Give every line again exactly as it appears, please, but not the pictures.

__INPUT RECORDS__:
-------------------------
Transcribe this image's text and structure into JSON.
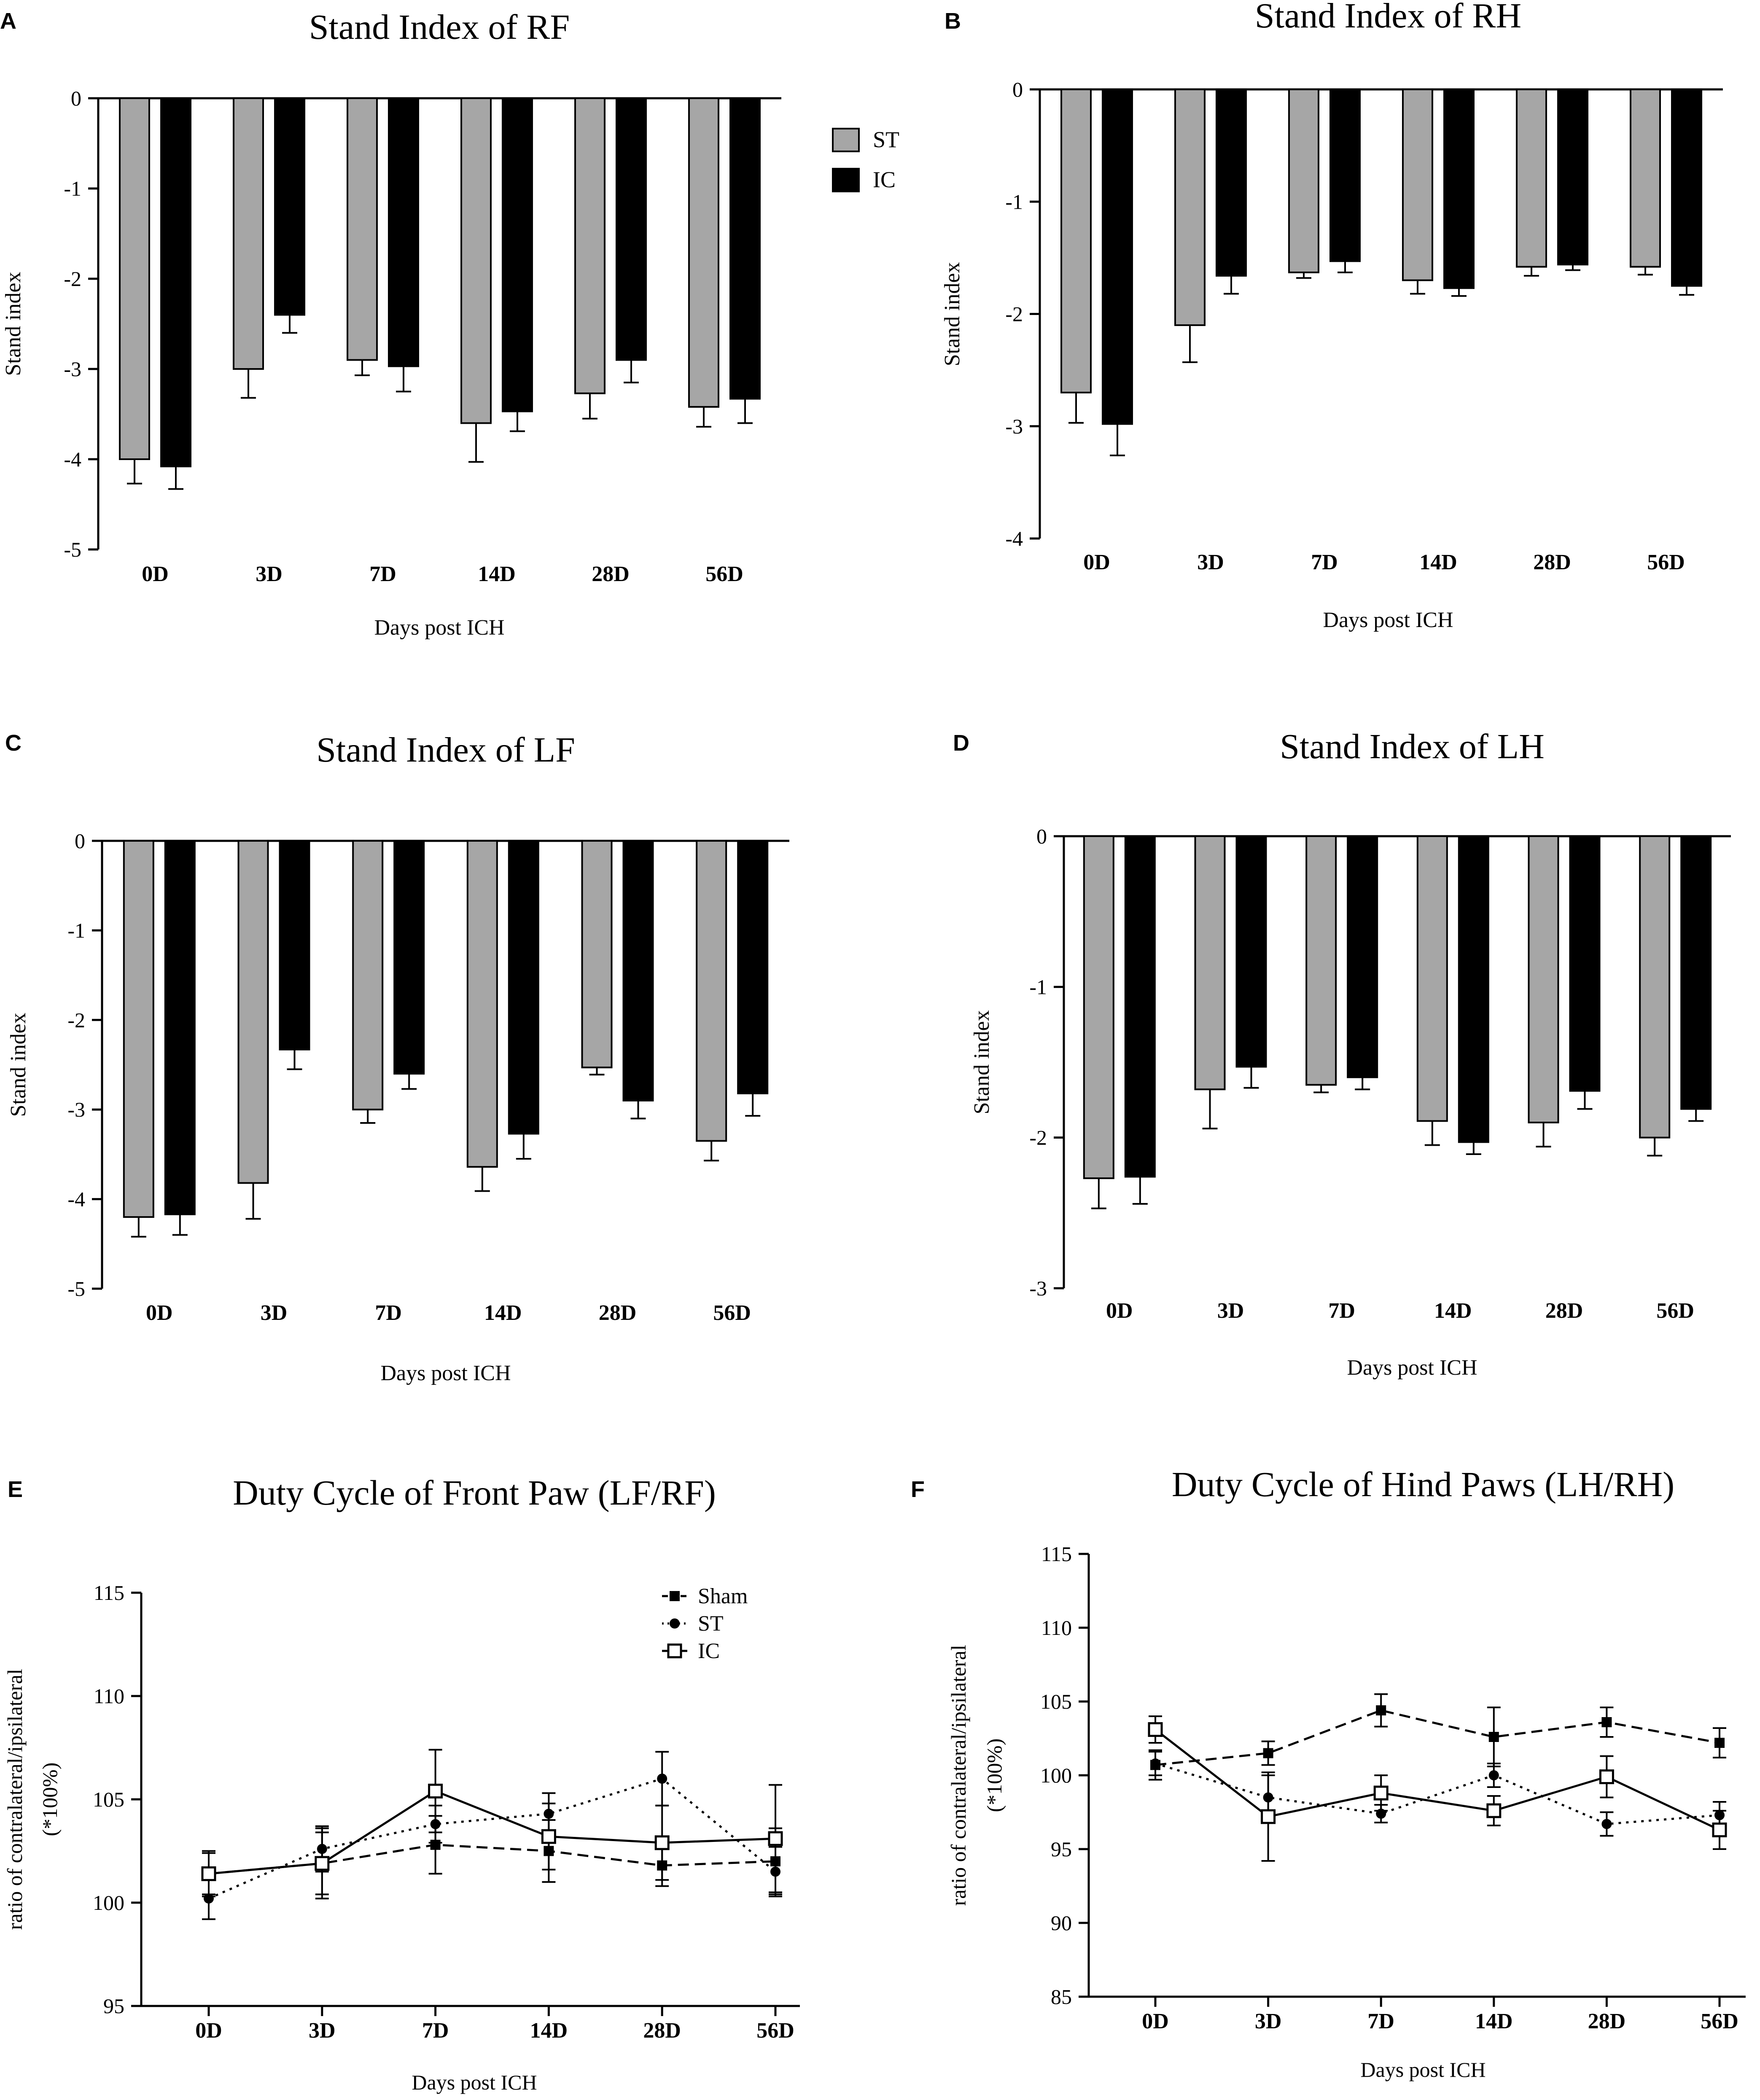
{
  "figure": {
    "panels": [
      {
        "letter": "A"
      },
      {
        "letter": "B"
      },
      {
        "letter": "C"
      },
      {
        "letter": "D"
      },
      {
        "letter": "E"
      },
      {
        "letter": "F"
      }
    ]
  },
  "colors": {
    "st_bar": "#a6a6a6",
    "ic_bar": "#000000",
    "axis": "#000000",
    "line": "#000000"
  },
  "chart_data": [
    {
      "type": "bar",
      "title": "Stand Index of RF",
      "xlabel": "Days post ICH",
      "ylabel": "Stand index",
      "categories": [
        "0D",
        "3D",
        "7D",
        "14D",
        "28D",
        "56D"
      ],
      "ylim": [
        -5,
        0
      ],
      "yticks": [
        0,
        -1,
        -2,
        -3,
        -4,
        -5
      ],
      "ytick_labels": [
        "0",
        "-1",
        "-2",
        "-3",
        "-4",
        "-5"
      ],
      "legend": [
        "ST",
        "IC"
      ],
      "series": [
        {
          "name": "ST",
          "values": [
            -4.0,
            -3.0,
            -2.9,
            -3.6,
            -3.27,
            -3.42
          ],
          "errors": [
            0.27,
            0.32,
            0.17,
            0.43,
            0.28,
            0.22
          ]
        },
        {
          "name": "IC",
          "values": [
            -4.08,
            -2.4,
            -2.97,
            -3.47,
            -2.9,
            -3.33
          ],
          "errors": [
            0.25,
            0.2,
            0.28,
            0.22,
            0.25,
            0.27
          ]
        }
      ]
    },
    {
      "type": "bar",
      "title": "Stand Index of RH",
      "xlabel": "Days post ICH",
      "ylabel": "Stand index",
      "categories": [
        "0D",
        "3D",
        "7D",
        "14D",
        "28D",
        "56D"
      ],
      "ylim": [
        -4,
        0
      ],
      "yticks": [
        0,
        -1,
        -2,
        -3,
        -4
      ],
      "ytick_labels": [
        "0",
        "-1",
        "-2",
        "-3",
        "-4"
      ],
      "series": [
        {
          "name": "ST",
          "values": [
            -2.7,
            -2.1,
            -1.63,
            -1.7,
            -1.58,
            -1.58
          ],
          "errors": [
            0.27,
            0.33,
            0.05,
            0.12,
            0.08,
            0.07
          ]
        },
        {
          "name": "IC",
          "values": [
            -2.98,
            -1.66,
            -1.53,
            -1.77,
            -1.56,
            -1.75
          ],
          "errors": [
            0.28,
            0.16,
            0.1,
            0.07,
            0.05,
            0.08
          ]
        }
      ]
    },
    {
      "type": "bar",
      "title": "Stand Index of LF",
      "xlabel": "Days post ICH",
      "ylabel": "Stand index",
      "categories": [
        "0D",
        "3D",
        "7D",
        "14D",
        "28D",
        "56D"
      ],
      "ylim": [
        -5,
        0
      ],
      "yticks": [
        0,
        -1,
        -2,
        -3,
        -4,
        -5
      ],
      "ytick_labels": [
        "0",
        "-1",
        "-2",
        "-3",
        "-4",
        "-5"
      ],
      "series": [
        {
          "name": "ST",
          "values": [
            -4.2,
            -3.82,
            -3.0,
            -3.64,
            -2.53,
            -3.35
          ],
          "errors": [
            0.22,
            0.4,
            0.15,
            0.27,
            0.08,
            0.22
          ]
        },
        {
          "name": "IC",
          "values": [
            -4.17,
            -2.33,
            -2.6,
            -3.27,
            -2.9,
            -2.82
          ],
          "errors": [
            0.23,
            0.22,
            0.17,
            0.28,
            0.2,
            0.25
          ]
        }
      ]
    },
    {
      "type": "bar",
      "title": "Stand Index of LH",
      "xlabel": "Days post ICH",
      "ylabel": "Stand index",
      "categories": [
        "0D",
        "3D",
        "7D",
        "14D",
        "28D",
        "56D"
      ],
      "ylim": [
        -3,
        0
      ],
      "yticks": [
        0,
        -1,
        -2,
        -3
      ],
      "ytick_labels": [
        "0",
        "-1",
        "-2",
        "-3"
      ],
      "series": [
        {
          "name": "ST",
          "values": [
            -2.27,
            -1.68,
            -1.65,
            -1.89,
            -1.9,
            -2.0
          ],
          "errors": [
            0.2,
            0.26,
            0.05,
            0.16,
            0.16,
            0.12
          ]
        },
        {
          "name": "IC",
          "values": [
            -2.26,
            -1.53,
            -1.6,
            -2.03,
            -1.69,
            -1.81
          ],
          "errors": [
            0.18,
            0.14,
            0.08,
            0.08,
            0.12,
            0.08
          ]
        }
      ]
    },
    {
      "type": "line",
      "title": "Duty Cycle of Front Paw (LF/RF)",
      "xlabel": "Days post ICH",
      "ylabel_line1": "ratio of contralateral/ipsilateral",
      "ylabel_line2": "(*100%)",
      "categories": [
        "0D",
        "3D",
        "7D",
        "14D",
        "28D",
        "56D"
      ],
      "ylim": [
        95,
        115
      ],
      "yticks": [
        95,
        100,
        105,
        110,
        115
      ],
      "ytick_labels": [
        "95",
        "100",
        "105",
        "110",
        "115"
      ],
      "legend": [
        "Sham",
        "ST",
        "IC"
      ],
      "series": [
        {
          "name": "Sham",
          "values": [
            101.4,
            101.9,
            102.8,
            102.5,
            101.8,
            102.0
          ],
          "errors": [
            1.1,
            1.7,
            1.4,
            1.5,
            1.0,
            1.6
          ]
        },
        {
          "name": "ST",
          "values": [
            100.2,
            102.6,
            103.8,
            104.3,
            106.0,
            101.5
          ],
          "errors": [
            1.0,
            1.1,
            0.9,
            1.0,
            1.3,
            1.2
          ]
        },
        {
          "name": "IC",
          "values": [
            101.4,
            101.9,
            105.4,
            103.2,
            102.9,
            103.1
          ],
          "errors": [
            1.0,
            1.5,
            2.0,
            1.6,
            1.8,
            2.6
          ]
        }
      ]
    },
    {
      "type": "line",
      "title": "Duty Cycle of Hind Paws (LH/RH)",
      "xlabel": "Days post ICH",
      "ylabel_line1": "ratio of contralateral/ipsilateral",
      "ylabel_line2": "(*100%)",
      "categories": [
        "0D",
        "3D",
        "7D",
        "14D",
        "28D",
        "56D"
      ],
      "ylim": [
        85,
        115
      ],
      "yticks": [
        85,
        90,
        95,
        100,
        105,
        110,
        115
      ],
      "ytick_labels": [
        "85",
        "90",
        "95",
        "100",
        "105",
        "110",
        "115"
      ],
      "series": [
        {
          "name": "Sham",
          "values": [
            100.7,
            101.5,
            104.4,
            102.6,
            103.6,
            102.2
          ],
          "errors": [
            1.0,
            0.8,
            1.1,
            2.0,
            1.0,
            1.0
          ]
        },
        {
          "name": "ST",
          "values": [
            100.8,
            98.5,
            97.4,
            100.0,
            96.7,
            97.3
          ],
          "errors": [
            0.8,
            1.5,
            0.6,
            0.8,
            0.8,
            0.9
          ]
        },
        {
          "name": "IC",
          "values": [
            103.1,
            97.2,
            98.8,
            97.6,
            99.9,
            96.3
          ],
          "errors": [
            0.9,
            3.0,
            1.2,
            1.0,
            1.4,
            1.3
          ]
        }
      ]
    }
  ]
}
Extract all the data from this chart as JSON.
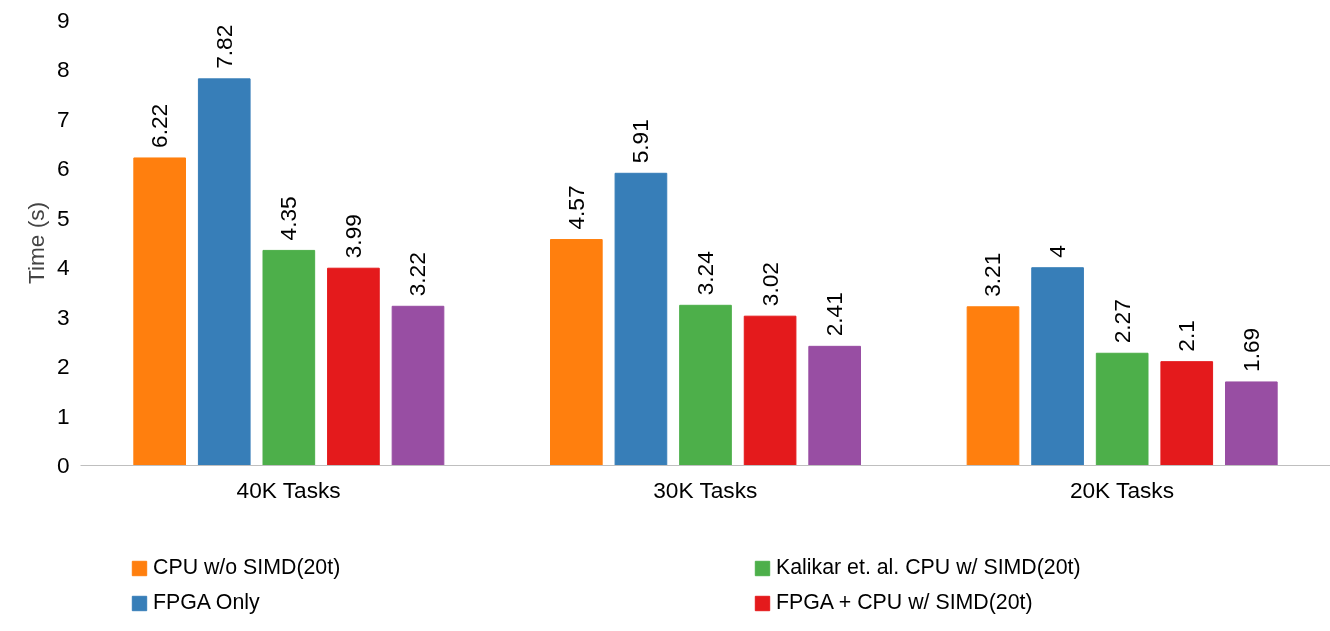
-------------------------
__TASK RESULT__:
Transcribe this image's text and structure into JSON.
{
  "figure": {
    "panels": [
      {
        "letter": "A"
      },
      {
        "letter": "B"
      },
      {
        "letter": "C"
      },
      {
        "letter": "D"
      },
      {
        "letter": "E"
      },
      {
        "letter": "F"
      }
    ]
  },
  "colors": {
    "st_bar": "#a6a6a6",
    "ic_bar": "#000000",
    "axis": "#000000",
    "line": "#000000"
  },
  "chart_data": [
    {
      "type": "bar",
      "title": "Stand Index of RF",
      "xlabel": "Days post ICH",
      "ylabel": "Stand index",
      "categories": [
        "0D",
        "3D",
        "7D",
        "14D",
        "28D",
        "56D"
      ],
      "ylim": [
        -5,
        0
      ],
      "yticks": [
        0,
        -1,
        -2,
        -3,
        -4,
        -5
      ],
      "ytick_labels": [
        "0",
        "-1",
        "-2",
        "-3",
        "-4",
        "-5"
      ],
      "legend": [
        "ST",
        "IC"
      ],
      "series": [
        {
          "name": "ST",
          "values": [
            -4.0,
            -3.0,
            -2.9,
            -3.6,
            -3.27,
            -3.42
          ],
          "errors": [
            0.27,
            0.32,
            0.17,
            0.43,
            0.28,
            0.22
          ]
        },
        {
          "name": "IC",
          "values": [
            -4.08,
            -2.4,
            -2.97,
            -3.47,
            -2.9,
            -3.33
          ],
          "errors": [
            0.25,
            0.2,
            0.28,
            0.22,
            0.25,
            0.27
          ]
        }
      ]
    },
    {
      "type": "bar",
      "title": "Stand Index of RH",
      "xlabel": "Days post ICH",
      "ylabel": "Stand index",
      "categories": [
        "0D",
        "3D",
        "7D",
        "14D",
        "28D",
        "56D"
      ],
      "ylim": [
        -4,
        0
      ],
      "yticks": [
        0,
        -1,
        -2,
        -3,
        -4
      ],
      "ytick_labels": [
        "0",
        "-1",
        "-2",
        "-3",
        "-4"
      ],
      "series": [
        {
          "name": "ST",
          "values": [
            -2.7,
            -2.1,
            -1.63,
            -1.7,
            -1.58,
            -1.58
          ],
          "errors": [
            0.27,
            0.33,
            0.05,
            0.12,
            0.08,
            0.07
          ]
        },
        {
          "name": "IC",
          "values": [
            -2.98,
            -1.66,
            -1.53,
            -1.77,
            -1.56,
            -1.75
          ],
          "errors": [
            0.28,
            0.16,
            0.1,
            0.07,
            0.05,
            0.08
          ]
        }
      ]
    },
    {
      "type": "bar",
      "title": "Stand Index of LF",
      "xlabel": "Days post ICH",
      "ylabel": "Stand index",
      "categories": [
        "0D",
        "3D",
        "7D",
        "14D",
        "28D",
        "56D"
      ],
      "ylim": [
        -5,
        0
      ],
      "yticks": [
        0,
        -1,
        -2,
        -3,
        -4,
        -5
      ],
      "ytick_labels": [
        "0",
        "-1",
        "-2",
        "-3",
        "-4",
        "-5"
      ],
      "series": [
        {
          "name": "ST",
          "values": [
            -4.2,
            -3.82,
            -3.0,
            -3.64,
            -2.53,
            -3.35
          ],
          "errors": [
            0.22,
            0.4,
            0.15,
            0.27,
            0.08,
            0.22
          ]
        },
        {
          "name": "IC",
          "values": [
            -4.17,
            -2.33,
            -2.6,
            -3.27,
            -2.9,
            -2.82
          ],
          "errors": [
            0.23,
            0.22,
            0.17,
            0.28,
            0.2,
            0.25
          ]
        }
      ]
    },
    {
      "type": "bar",
      "title": "Stand Index of LH",
      "xlabel": "Days post ICH",
      "ylabel": "Stand index",
      "categories": [
        "0D",
        "3D",
        "7D",
        "14D",
        "28D",
        "56D"
      ],
      "ylim": [
        -3,
        0
      ],
      "yticks": [
        0,
        -1,
        -2,
        -3
      ],
      "ytick_labels": [
        "0",
        "-1",
        "-2",
        "-3"
      ],
      "series": [
        {
          "name": "ST",
          "values": [
            -2.27,
            -1.68,
            -1.65,
            -1.89,
            -1.9,
            -2.0
          ],
          "errors": [
            0.2,
            0.26,
            0.05,
            0.16,
            0.16,
            0.12
          ]
        },
        {
          "name": "IC",
          "values": [
            -2.26,
            -1.53,
            -1.6,
            -2.03,
            -1.69,
            -1.81
          ],
          "errors": [
            0.18,
            0.14,
            0.08,
            0.08,
            0.12,
            0.08
          ]
        }
      ]
    },
    {
      "type": "line",
      "title": "Duty Cycle of Front Paw (LF/RF)",
      "xlabel": "Days post ICH",
      "ylabel_line1": "ratio of contralateral/ipsilateral",
      "ylabel_line2": "(*100%)",
      "categories": [
        "0D",
        "3D",
        "7D",
        "14D",
        "28D",
        "56D"
      ],
      "ylim": [
        95,
        115
      ],
      "yticks": [
        95,
        100,
        105,
        110,
        115
      ],
      "ytick_labels": [
        "95",
        "100",
        "105",
        "110",
        "115"
      ],
      "legend": [
        "Sham",
        "ST",
        "IC"
      ],
      "series": [
        {
          "name": "Sham",
          "values": [
            101.4,
            101.9,
            102.8,
            102.5,
            101.8,
            102.0
          ],
          "errors": [
            1.1,
            1.7,
            1.4,
            1.5,
            1.0,
            1.6
          ]
        },
        {
          "name": "ST",
          "values": [
            100.2,
            102.6,
            103.8,
            104.3,
            106.0,
            101.5
          ],
          "errors": [
            1.0,
            1.1,
            0.9,
            1.0,
            1.3,
            1.2
          ]
        },
        {
          "name": "IC",
          "values": [
            101.4,
            101.9,
            105.4,
            103.2,
            102.9,
            103.1
          ],
          "errors": [
            1.0,
            1.5,
            2.0,
            1.6,
            1.8,
            2.6
          ]
        }
      ]
    },
    {
      "type": "line",
      "title": "Duty Cycle of Hind Paws (LH/RH)",
      "xlabel": "Days post ICH",
      "ylabel_line1": "ratio of contralateral/ipsilateral",
      "ylabel_line2": "(*100%)",
      "categories": [
        "0D",
        "3D",
        "7D",
        "14D",
        "28D",
        "56D"
      ],
      "ylim": [
        85,
        115
      ],
      "yticks": [
        85,
        90,
        95,
        100,
        105,
        110,
        115
      ],
      "ytick_labels": [
        "85",
        "90",
        "95",
        "100",
        "105",
        "110",
        "115"
      ],
      "series": [
        {
          "name": "Sham",
          "values": [
            100.7,
            101.5,
            104.4,
            102.6,
            103.6,
            102.2
          ],
          "errors": [
            1.0,
            0.8,
            1.1,
            2.0,
            1.0,
            1.0
          ]
        },
        {
          "name": "ST",
          "values": [
            100.8,
            98.5,
            97.4,
            100.0,
            96.7,
            97.3
          ],
          "errors": [
            0.8,
            1.5,
            0.6,
            0.8,
            0.8,
            0.9
          ]
        },
        {
          "name": "IC",
          "values": [
            103.1,
            97.2,
            98.8,
            97.6,
            99.9,
            96.3
          ],
          "errors": [
            0.9,
            3.0,
            1.2,
            1.0,
            1.4,
            1.3
          ]
        }
      ]
    }
  ]
}
Extract all the data from this chart as JSON.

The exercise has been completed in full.